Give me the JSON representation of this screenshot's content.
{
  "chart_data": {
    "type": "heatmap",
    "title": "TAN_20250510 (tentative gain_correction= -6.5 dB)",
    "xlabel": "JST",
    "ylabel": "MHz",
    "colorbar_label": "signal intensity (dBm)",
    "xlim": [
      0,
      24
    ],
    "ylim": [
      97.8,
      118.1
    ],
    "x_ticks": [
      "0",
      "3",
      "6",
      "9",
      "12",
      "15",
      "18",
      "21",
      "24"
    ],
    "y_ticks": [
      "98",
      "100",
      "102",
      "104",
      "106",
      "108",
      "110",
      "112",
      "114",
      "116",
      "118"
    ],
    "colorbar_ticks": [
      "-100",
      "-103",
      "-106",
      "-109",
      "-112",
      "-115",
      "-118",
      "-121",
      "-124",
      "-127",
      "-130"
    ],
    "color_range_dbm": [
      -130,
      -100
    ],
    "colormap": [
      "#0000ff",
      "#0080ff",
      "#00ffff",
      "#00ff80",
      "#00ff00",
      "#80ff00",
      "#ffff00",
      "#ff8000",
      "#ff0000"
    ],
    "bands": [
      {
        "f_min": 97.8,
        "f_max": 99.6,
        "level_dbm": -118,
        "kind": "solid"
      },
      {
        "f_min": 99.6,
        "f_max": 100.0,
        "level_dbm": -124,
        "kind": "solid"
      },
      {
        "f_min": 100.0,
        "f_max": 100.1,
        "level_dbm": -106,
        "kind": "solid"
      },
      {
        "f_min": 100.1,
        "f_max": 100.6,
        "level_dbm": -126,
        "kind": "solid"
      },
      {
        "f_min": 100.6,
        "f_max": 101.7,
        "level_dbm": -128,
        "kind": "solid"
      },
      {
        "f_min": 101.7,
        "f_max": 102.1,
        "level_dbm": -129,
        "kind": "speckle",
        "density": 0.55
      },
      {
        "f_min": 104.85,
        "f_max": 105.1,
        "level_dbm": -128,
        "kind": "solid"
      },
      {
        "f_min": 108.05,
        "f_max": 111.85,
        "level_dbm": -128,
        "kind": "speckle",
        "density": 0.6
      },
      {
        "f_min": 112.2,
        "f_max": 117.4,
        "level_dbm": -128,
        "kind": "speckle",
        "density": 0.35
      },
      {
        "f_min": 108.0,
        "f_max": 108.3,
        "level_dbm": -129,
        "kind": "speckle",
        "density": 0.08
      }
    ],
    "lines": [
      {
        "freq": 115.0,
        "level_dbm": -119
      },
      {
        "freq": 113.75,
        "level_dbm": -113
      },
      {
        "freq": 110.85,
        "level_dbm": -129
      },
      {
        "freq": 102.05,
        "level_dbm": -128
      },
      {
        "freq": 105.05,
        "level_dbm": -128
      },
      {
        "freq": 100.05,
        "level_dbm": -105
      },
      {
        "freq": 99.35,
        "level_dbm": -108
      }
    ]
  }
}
==============================
* **The request**
Scan the material above. Return every line containing the string "density".

* **Solution to this exercise**
        "density": 0.55
        "density": 0.6
        "density": 0.35
        "density": 0.08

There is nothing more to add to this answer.